----- Supplied information

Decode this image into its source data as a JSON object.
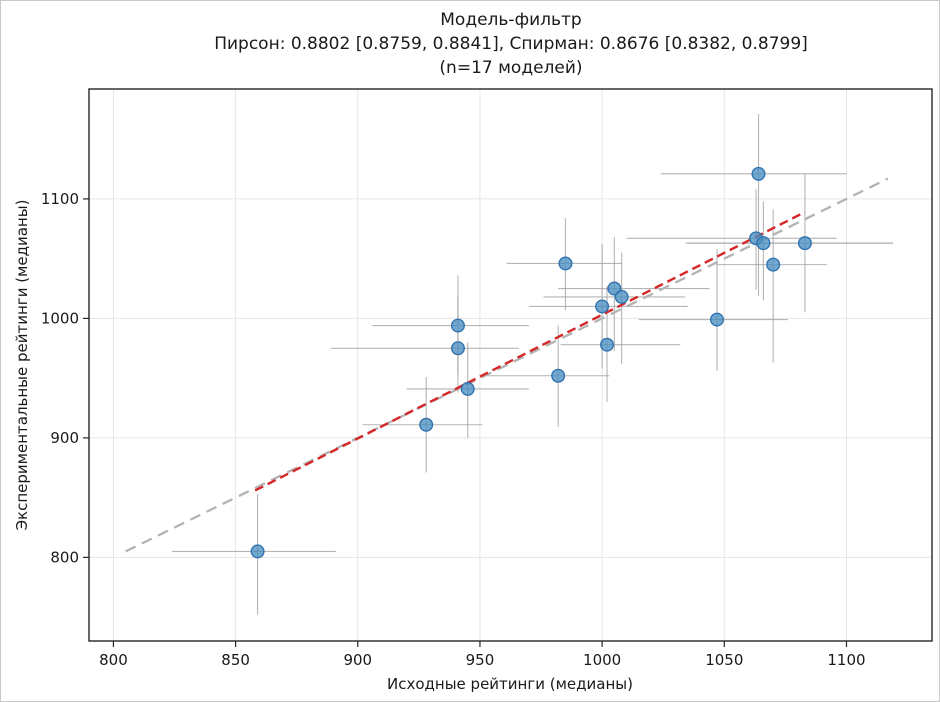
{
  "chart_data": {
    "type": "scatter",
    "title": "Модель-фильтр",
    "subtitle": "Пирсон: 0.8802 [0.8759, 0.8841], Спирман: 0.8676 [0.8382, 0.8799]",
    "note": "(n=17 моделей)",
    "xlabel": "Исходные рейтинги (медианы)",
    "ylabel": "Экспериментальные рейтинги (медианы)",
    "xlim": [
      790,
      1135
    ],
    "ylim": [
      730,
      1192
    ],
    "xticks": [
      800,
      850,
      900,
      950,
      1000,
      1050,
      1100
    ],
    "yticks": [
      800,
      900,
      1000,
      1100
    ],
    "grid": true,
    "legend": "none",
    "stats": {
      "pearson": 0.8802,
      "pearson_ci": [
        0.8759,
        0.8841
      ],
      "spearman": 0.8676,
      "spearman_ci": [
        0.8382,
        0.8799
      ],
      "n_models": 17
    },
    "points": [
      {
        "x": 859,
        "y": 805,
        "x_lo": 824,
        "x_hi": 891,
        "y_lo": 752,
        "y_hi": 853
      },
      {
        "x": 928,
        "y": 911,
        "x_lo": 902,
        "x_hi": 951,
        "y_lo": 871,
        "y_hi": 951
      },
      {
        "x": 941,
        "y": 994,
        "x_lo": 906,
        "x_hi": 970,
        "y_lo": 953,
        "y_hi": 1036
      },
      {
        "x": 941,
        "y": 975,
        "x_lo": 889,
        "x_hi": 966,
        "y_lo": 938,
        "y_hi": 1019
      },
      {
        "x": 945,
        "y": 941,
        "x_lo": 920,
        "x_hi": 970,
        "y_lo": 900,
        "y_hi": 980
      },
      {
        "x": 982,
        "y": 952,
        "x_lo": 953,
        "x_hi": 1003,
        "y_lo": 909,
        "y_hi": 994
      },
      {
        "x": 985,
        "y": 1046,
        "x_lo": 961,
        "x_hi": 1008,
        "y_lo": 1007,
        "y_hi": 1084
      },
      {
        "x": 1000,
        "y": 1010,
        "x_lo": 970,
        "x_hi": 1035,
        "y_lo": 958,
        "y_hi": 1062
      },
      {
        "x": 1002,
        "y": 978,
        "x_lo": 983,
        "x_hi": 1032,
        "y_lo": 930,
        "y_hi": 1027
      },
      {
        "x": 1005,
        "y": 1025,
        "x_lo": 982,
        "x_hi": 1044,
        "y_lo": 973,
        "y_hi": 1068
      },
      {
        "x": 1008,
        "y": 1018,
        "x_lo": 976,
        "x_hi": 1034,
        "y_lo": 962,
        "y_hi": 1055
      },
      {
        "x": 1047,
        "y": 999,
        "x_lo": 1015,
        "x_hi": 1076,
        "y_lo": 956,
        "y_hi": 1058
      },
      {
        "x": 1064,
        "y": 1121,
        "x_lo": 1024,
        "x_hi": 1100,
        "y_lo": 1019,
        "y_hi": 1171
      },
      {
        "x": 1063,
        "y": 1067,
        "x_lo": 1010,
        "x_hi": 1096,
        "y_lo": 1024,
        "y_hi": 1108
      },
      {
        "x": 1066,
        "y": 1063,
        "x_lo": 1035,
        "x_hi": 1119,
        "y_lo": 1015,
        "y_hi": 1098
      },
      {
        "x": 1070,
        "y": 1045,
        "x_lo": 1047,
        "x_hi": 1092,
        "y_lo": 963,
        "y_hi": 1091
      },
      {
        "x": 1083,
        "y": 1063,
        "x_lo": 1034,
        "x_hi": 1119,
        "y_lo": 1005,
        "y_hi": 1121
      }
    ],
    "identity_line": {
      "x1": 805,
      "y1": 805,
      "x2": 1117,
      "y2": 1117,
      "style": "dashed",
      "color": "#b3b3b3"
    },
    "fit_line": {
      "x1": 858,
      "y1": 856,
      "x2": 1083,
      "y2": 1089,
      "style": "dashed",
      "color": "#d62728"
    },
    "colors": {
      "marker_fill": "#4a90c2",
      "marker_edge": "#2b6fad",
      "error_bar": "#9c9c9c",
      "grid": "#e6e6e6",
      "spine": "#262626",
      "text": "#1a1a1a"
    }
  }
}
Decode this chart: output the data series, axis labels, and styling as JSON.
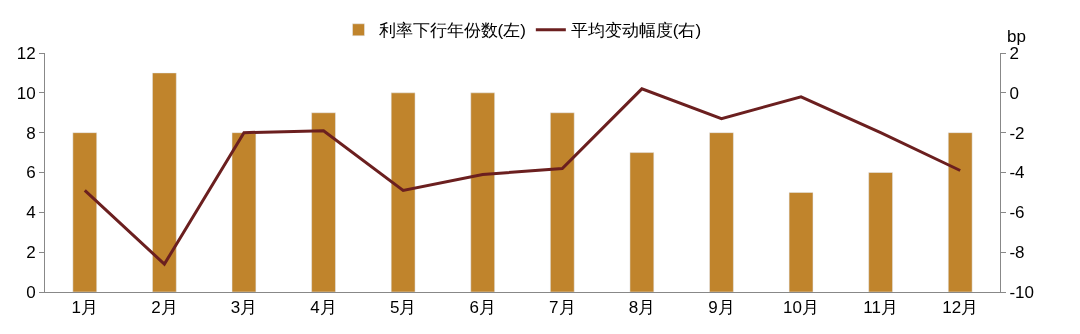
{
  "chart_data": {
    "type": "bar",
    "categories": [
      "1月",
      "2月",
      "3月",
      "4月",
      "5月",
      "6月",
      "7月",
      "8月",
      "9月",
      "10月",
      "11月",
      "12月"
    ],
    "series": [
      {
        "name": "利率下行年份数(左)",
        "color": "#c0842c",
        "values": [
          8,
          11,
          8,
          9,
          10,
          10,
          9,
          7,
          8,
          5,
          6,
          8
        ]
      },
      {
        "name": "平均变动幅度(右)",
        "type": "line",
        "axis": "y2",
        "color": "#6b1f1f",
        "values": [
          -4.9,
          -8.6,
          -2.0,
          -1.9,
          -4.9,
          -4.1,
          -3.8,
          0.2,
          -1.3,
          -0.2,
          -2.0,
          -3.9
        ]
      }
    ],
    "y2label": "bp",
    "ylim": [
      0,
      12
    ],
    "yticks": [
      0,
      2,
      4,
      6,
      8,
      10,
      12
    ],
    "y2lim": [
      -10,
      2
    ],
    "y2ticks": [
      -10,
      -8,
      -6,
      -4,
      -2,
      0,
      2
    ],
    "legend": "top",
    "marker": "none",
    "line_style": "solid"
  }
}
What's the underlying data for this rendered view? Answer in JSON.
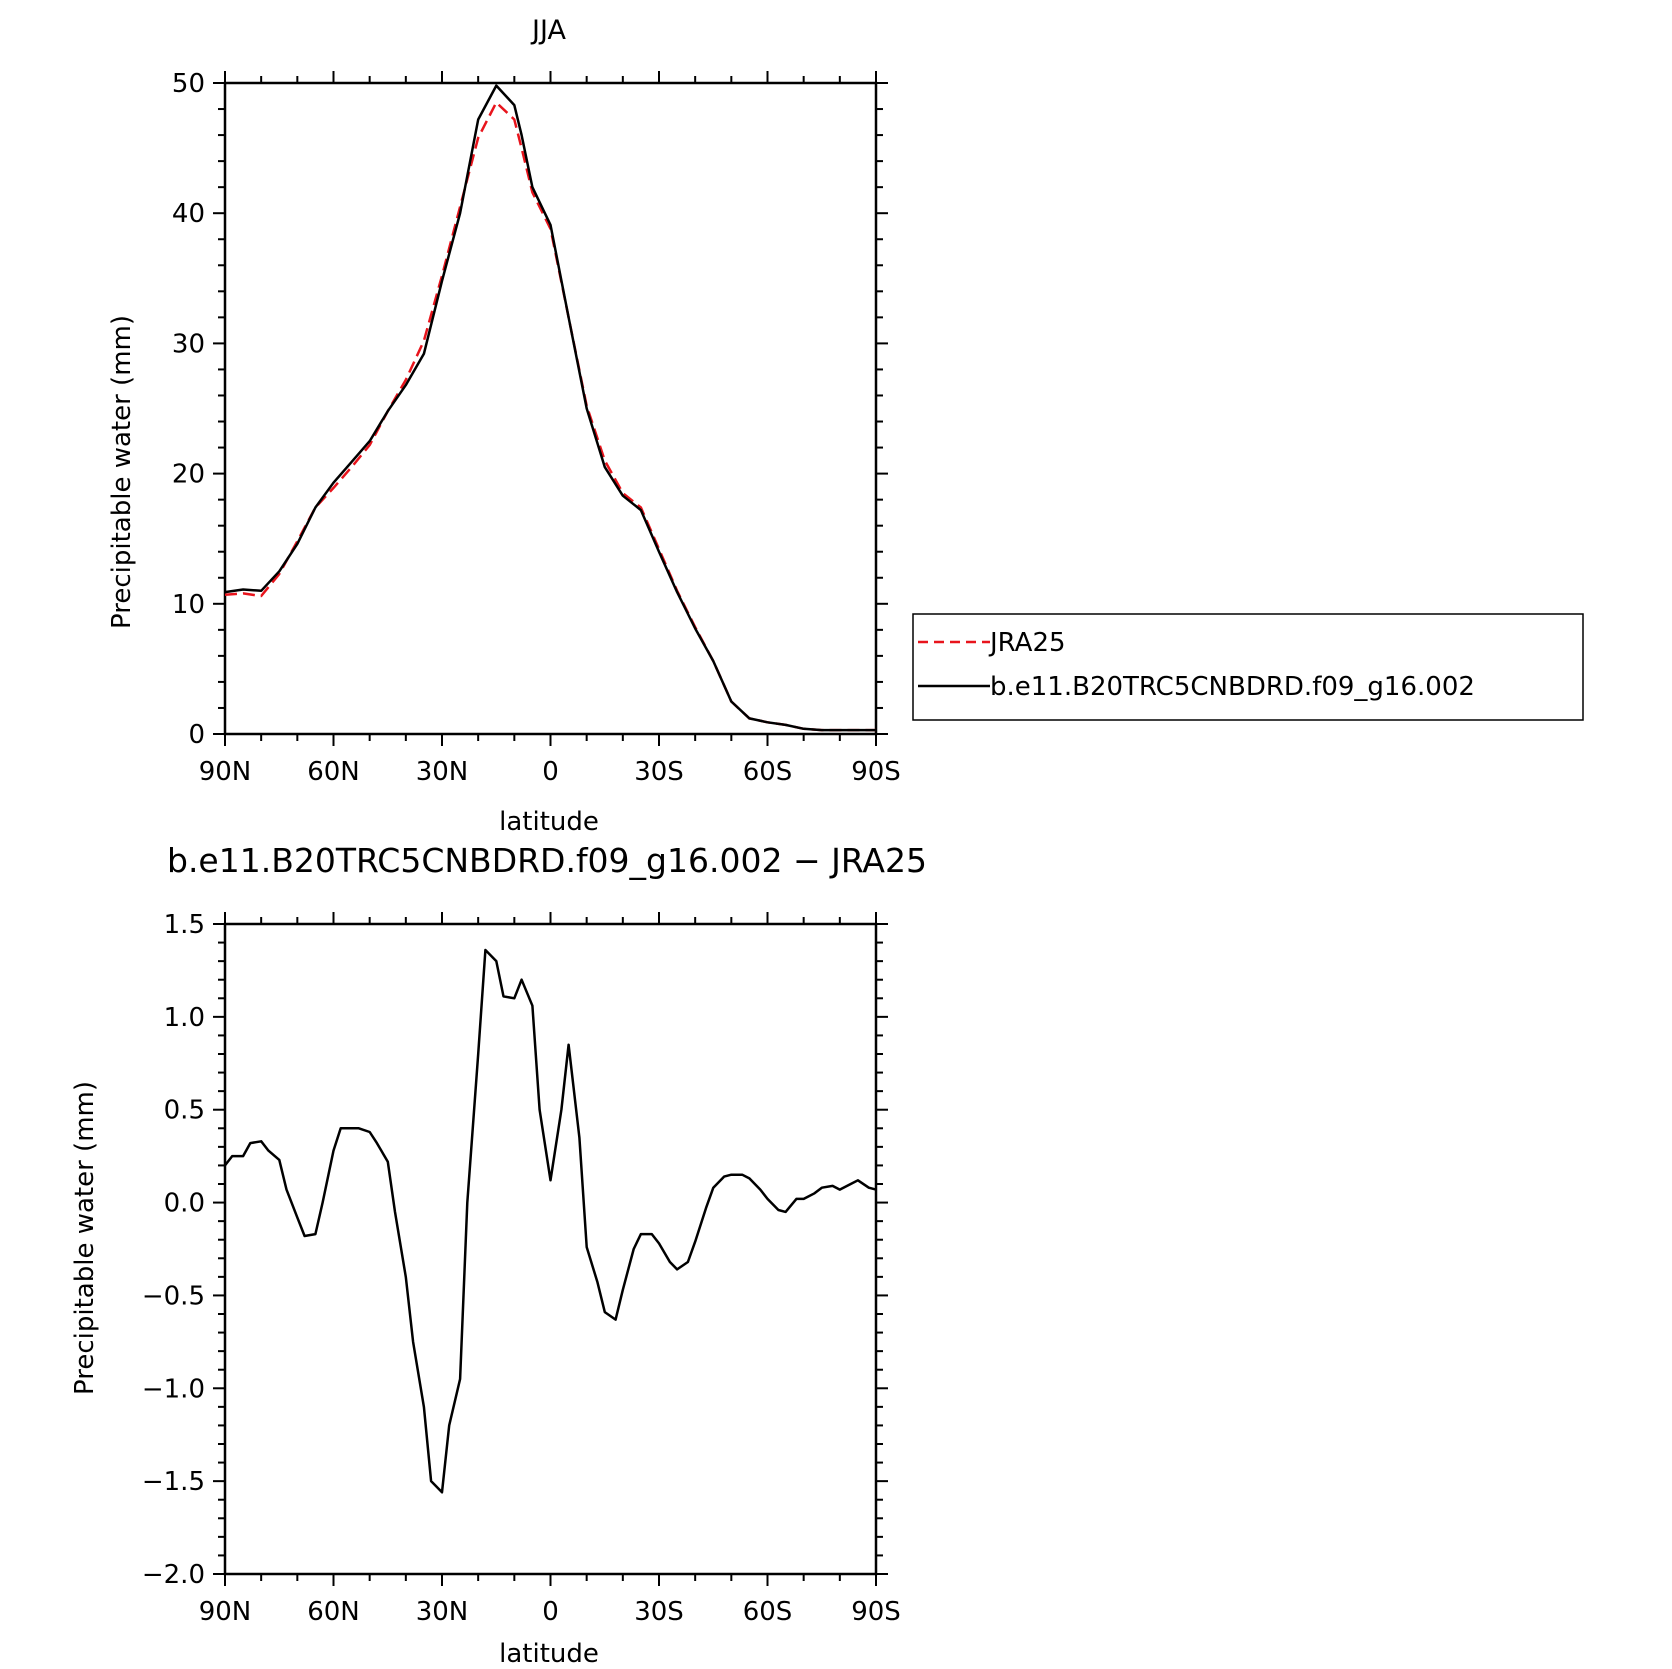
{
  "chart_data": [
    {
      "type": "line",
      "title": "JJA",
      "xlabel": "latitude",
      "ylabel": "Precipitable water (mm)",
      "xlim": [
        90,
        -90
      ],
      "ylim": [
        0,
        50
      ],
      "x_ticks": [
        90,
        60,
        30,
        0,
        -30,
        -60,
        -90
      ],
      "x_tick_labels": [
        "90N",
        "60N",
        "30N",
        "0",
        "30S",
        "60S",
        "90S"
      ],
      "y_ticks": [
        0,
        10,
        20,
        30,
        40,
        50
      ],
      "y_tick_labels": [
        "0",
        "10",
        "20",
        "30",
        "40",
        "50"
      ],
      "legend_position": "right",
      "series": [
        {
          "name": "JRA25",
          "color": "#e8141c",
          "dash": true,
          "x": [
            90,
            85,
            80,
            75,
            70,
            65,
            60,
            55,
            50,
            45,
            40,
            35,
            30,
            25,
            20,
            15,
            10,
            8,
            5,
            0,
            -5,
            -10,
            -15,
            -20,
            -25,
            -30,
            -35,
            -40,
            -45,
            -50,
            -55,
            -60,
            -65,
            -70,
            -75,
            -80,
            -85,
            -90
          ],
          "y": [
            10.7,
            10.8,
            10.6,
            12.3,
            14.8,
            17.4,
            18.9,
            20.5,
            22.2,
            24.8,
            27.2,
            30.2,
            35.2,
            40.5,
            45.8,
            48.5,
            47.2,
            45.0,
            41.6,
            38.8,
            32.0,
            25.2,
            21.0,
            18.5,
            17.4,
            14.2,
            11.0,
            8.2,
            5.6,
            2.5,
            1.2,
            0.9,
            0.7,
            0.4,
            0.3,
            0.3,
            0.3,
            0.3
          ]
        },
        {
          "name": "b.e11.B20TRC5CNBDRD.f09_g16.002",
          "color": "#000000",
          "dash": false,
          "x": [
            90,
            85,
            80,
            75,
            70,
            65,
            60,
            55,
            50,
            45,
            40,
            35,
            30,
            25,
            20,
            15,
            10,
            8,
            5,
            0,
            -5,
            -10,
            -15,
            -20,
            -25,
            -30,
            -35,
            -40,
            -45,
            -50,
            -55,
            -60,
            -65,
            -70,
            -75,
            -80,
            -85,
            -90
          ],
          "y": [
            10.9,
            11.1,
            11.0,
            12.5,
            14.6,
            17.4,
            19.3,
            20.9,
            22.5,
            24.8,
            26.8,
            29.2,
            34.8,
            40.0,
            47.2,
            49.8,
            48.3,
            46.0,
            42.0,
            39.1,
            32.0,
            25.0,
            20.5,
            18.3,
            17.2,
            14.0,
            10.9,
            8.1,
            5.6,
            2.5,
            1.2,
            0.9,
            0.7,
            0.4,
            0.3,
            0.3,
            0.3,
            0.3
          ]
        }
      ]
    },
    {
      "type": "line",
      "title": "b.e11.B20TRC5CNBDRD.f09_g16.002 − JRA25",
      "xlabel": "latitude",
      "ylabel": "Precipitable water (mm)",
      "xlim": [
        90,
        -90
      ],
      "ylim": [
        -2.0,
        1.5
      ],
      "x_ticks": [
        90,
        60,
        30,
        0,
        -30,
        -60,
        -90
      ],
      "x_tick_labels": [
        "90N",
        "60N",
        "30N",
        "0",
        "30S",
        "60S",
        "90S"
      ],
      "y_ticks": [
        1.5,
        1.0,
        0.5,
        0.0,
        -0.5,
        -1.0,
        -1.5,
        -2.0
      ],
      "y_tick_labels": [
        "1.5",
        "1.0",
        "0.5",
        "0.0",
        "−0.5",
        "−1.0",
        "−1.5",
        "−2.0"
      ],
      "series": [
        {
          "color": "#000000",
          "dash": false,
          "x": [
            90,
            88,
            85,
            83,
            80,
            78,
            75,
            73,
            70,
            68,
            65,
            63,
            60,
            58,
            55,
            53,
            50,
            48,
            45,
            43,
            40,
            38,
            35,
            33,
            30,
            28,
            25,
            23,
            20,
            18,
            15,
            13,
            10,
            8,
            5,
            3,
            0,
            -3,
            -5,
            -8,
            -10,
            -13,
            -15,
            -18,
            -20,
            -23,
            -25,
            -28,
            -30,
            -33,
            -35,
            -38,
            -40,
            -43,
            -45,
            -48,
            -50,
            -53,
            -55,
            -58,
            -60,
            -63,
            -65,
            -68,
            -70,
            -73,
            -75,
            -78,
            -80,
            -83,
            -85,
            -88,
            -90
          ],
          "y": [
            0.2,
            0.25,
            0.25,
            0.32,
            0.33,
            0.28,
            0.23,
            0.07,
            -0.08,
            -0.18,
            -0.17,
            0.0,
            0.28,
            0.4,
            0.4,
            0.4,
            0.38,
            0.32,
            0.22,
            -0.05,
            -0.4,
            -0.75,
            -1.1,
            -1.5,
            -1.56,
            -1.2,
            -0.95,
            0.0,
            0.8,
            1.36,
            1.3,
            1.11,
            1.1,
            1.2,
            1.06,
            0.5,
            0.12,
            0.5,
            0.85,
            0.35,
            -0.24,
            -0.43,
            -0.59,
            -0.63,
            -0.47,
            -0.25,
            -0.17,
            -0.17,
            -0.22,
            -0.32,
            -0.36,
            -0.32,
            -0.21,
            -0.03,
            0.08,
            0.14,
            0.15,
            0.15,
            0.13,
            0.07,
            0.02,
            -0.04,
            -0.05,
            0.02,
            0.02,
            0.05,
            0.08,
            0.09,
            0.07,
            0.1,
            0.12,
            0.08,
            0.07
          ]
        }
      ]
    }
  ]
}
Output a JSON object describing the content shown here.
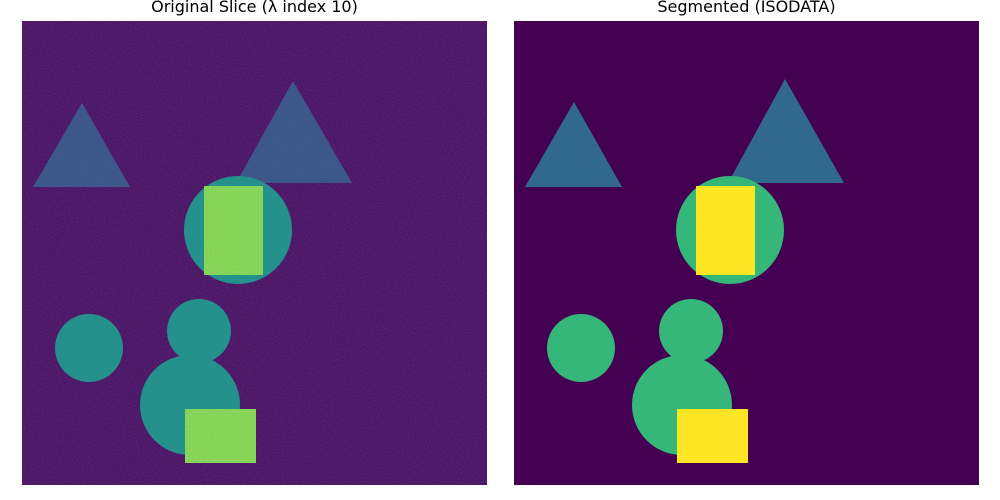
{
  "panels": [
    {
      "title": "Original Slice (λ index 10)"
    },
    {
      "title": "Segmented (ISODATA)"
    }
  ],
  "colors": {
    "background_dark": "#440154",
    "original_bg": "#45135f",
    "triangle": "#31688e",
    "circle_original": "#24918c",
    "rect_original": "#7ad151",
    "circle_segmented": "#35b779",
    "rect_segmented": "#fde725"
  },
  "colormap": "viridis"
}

----------

*Exercise objective*.
Search the preceding listing for the word "series" and pull out every line that holds it.

*Answer to this task*.
Decode this chart: output the data series, axis labels, and styling as JSON.
    "series": [
      "series": [
      "series": [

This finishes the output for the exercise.